─── Source ───
Monday, 15 March 2010

Huggy Jumper

I have just finished a jumper in chunky yarn that I started two weeks ago.  I saw the pattern on Mooncalf's blog - she had knitted it in a weekend.  Apart from looking good, the attraction was that it is knitted on a circular needle from the top down.  There are lots of evident advantages to knitting that way, but I have not much enjoyed previous experiences of knitting in the round.  This seemed a good opportunity to try again  - it wouldn't take very long and I could see if the advantages make it worthwhile.    

The pattern is the Oatmeal Pullover by Jane Richmond
also viewable on the Etsy website,  where the pattern is for sale.  (Although my finished jumper is recognisably the same pattern, she is obviously a lot slimmer than I am.)

The description there is: "This fitted pullover is knit from the top down and requires very little yarn. The body is generous in length featuring deep ribbing and raglan sleeve shaping. The 3/4 length sleeves require no shaping and are fitted to flatter. The entire garment is knit in the round and requires absolutely no seaming. Perfect for trying on as you go for that perfect fit."  

The pattern says that the pullover is designed with negative ease, for a very close fit, i.e. it is designed to be smaller than you are.  I decided that actually I would rather it was bigger than me.   

 I knit it in Sirdar Hug yarn (from Kemps Wool Shop, only 99p for a 50g ball). The recommended gauge for the yarn (on the ball band) is 13 stitches and 17 rows to 4 inches on 8 mm needles, and that is what I was getting in my test swatch.  The pattern is for a chunky yarn, but the gauge is looser, even though on smaller (6.5 mm) needles.  I was glad that Mooncalf had been there before me, because she said that "even on 8mm needles my gauge was a little tighter than that specified on the pattern", so I felt safer about using 8mm needles myself.

I calculated how many stitches I would need to make the finished jumper the same bust size as me ( to avoid the negative ease thing) and decided that I needed to knit the size 48 - this is at least 10 inches bigger than I would normally choose.   (The 48 in. size is designed to have a finished body circumference of 43 inches - the extra shrinkage down to my proper size is due to my tension being tighter than recommended.)

I also took Mooncalf's advice to add three extra rows to the yoke.  She found that the shallowness of the yoke pulled the neckline out sideways, whereas it is intended to be slightly square, and the 3 extra rows have made that work.  

I was a bit doubtful that it would turn out alright, being on the wrong size needles and in theory 3 sizes too big.  So it was especially useful to be able to try on while knitting.  And it is fine - a close fit, but not too small.
───
#### Task requirements
1. Do these statements agree with the jumper post? For each, answer yes or no and quote the words that decide it.
(a) The writer started the jumper two weeks before finishing it.
(b) The yarn cost more than a pound per ball.
(c) The sleeves of the pattern need shaping.
2. Using the jumper post, answer each question briefly.
(a) Which size of the pattern did the writer knit?
(b) How many extra rows were added to the yoke?
(c) What needle size does the pattern use?
3. From the jumper post, copy the passage from "The pattern is the" to "than I am.)".
─── Items ───
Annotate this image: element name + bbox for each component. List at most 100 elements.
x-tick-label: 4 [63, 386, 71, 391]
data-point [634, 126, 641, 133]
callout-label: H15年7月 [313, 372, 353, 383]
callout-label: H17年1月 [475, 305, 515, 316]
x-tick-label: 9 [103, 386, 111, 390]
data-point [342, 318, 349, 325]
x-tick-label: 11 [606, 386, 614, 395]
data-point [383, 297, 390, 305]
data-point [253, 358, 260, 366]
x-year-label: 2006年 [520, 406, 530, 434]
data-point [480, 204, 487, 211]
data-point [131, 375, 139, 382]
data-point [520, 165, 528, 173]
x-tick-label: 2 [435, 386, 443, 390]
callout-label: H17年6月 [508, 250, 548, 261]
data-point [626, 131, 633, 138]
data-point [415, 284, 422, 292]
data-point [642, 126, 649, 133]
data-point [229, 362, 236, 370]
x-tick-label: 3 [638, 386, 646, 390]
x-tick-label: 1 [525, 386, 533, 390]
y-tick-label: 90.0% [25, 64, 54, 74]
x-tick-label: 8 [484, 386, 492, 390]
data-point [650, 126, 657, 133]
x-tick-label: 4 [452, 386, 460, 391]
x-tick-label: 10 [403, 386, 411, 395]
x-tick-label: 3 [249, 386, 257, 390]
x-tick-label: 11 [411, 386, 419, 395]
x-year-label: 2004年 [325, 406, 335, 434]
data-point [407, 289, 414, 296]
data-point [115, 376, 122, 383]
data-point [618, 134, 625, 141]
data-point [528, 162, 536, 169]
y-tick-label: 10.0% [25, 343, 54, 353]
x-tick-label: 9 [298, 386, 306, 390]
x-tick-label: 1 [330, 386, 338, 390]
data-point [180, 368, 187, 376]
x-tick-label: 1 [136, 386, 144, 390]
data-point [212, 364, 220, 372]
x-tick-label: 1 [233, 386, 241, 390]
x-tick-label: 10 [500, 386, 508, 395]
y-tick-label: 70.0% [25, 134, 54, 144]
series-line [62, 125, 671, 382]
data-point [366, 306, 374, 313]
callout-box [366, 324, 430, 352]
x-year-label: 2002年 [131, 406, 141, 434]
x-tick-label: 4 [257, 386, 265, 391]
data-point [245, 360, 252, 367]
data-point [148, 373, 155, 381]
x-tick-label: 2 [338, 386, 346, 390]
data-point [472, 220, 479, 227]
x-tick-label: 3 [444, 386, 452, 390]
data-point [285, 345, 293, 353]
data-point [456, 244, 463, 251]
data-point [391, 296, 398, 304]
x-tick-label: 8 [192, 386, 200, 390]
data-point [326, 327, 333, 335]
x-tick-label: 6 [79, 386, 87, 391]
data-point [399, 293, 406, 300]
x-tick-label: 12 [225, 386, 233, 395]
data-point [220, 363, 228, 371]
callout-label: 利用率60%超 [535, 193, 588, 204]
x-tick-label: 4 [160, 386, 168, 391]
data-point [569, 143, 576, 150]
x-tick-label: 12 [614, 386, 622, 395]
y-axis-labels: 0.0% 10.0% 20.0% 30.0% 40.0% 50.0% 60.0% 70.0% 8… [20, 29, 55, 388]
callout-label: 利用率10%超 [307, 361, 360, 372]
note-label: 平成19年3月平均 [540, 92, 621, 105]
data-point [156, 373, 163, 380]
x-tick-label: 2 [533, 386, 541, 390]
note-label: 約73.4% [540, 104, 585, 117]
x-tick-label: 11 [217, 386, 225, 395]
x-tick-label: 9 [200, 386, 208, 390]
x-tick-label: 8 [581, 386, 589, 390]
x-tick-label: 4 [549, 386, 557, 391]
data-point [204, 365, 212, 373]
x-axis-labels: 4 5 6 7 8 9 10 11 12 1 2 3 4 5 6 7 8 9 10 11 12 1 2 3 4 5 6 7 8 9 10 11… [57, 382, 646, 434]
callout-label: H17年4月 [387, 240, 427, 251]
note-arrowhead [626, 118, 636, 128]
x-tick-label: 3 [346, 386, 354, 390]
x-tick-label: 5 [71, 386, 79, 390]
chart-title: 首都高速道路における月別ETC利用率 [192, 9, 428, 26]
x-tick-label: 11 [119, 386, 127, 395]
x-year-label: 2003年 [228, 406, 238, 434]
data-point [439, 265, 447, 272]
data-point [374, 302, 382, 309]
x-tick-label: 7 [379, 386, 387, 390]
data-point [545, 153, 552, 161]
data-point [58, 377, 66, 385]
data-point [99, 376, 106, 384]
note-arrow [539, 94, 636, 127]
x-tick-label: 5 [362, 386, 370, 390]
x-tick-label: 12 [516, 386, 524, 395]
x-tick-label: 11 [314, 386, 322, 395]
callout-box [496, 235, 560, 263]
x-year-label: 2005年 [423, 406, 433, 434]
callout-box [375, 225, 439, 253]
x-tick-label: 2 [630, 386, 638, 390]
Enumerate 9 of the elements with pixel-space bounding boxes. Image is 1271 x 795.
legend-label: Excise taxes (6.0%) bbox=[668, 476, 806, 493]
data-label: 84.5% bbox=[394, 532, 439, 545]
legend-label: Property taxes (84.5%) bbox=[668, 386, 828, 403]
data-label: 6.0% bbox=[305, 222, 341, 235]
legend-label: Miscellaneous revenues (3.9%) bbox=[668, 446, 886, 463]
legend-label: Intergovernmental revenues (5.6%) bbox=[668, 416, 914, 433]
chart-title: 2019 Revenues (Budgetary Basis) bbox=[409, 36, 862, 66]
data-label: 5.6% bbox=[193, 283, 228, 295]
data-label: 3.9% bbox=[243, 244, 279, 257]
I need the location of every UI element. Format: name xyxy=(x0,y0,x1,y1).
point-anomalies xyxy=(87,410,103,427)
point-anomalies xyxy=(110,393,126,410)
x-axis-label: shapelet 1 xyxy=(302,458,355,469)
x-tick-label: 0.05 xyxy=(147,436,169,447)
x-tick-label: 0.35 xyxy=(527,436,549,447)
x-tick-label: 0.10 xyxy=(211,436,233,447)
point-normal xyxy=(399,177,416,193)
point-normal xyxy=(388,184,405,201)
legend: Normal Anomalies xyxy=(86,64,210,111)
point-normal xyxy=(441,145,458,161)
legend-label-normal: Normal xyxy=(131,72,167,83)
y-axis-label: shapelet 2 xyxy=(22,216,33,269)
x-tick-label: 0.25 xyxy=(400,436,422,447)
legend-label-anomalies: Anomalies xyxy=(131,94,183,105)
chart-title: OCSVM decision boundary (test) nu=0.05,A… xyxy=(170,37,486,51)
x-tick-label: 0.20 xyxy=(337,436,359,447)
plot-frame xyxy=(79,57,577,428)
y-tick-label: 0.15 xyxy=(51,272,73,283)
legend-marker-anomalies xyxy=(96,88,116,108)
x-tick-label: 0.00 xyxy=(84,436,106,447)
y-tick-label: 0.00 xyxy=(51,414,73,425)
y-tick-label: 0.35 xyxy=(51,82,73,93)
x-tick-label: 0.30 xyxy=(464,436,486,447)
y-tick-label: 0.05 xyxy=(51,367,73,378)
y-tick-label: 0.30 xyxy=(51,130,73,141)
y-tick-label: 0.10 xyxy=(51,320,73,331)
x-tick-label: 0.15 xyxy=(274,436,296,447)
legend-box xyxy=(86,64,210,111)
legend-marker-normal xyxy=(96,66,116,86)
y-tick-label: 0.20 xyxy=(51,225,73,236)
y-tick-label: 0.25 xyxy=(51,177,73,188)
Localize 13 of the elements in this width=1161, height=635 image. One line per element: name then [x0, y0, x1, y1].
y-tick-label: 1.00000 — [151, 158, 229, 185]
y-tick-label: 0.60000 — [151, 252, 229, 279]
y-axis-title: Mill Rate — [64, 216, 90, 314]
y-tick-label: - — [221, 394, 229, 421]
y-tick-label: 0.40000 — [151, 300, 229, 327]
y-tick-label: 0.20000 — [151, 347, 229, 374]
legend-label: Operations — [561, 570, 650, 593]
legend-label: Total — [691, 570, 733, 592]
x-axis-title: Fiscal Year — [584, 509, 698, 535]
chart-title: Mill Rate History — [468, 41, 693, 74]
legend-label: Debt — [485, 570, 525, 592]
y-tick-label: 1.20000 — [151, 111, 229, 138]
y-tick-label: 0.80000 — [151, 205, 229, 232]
───
#### Exercise results
1.
(a) Yes: "that I started two weeks ago"
(b) No: "only 99p for a 50g ball"
(c) No: "The 3/4 length sleeves require no shaping"

2.
(a) Size 48
(b) Three
(c) 6.5 mm

3.
The pattern is the Oatmeal Pullover by Jane Richmond
also viewable on the Etsy website,  where the pattern is for sale.  (Although my finished jumper is recognisably the same pattern, she is obviously a lot slimmer than I am.)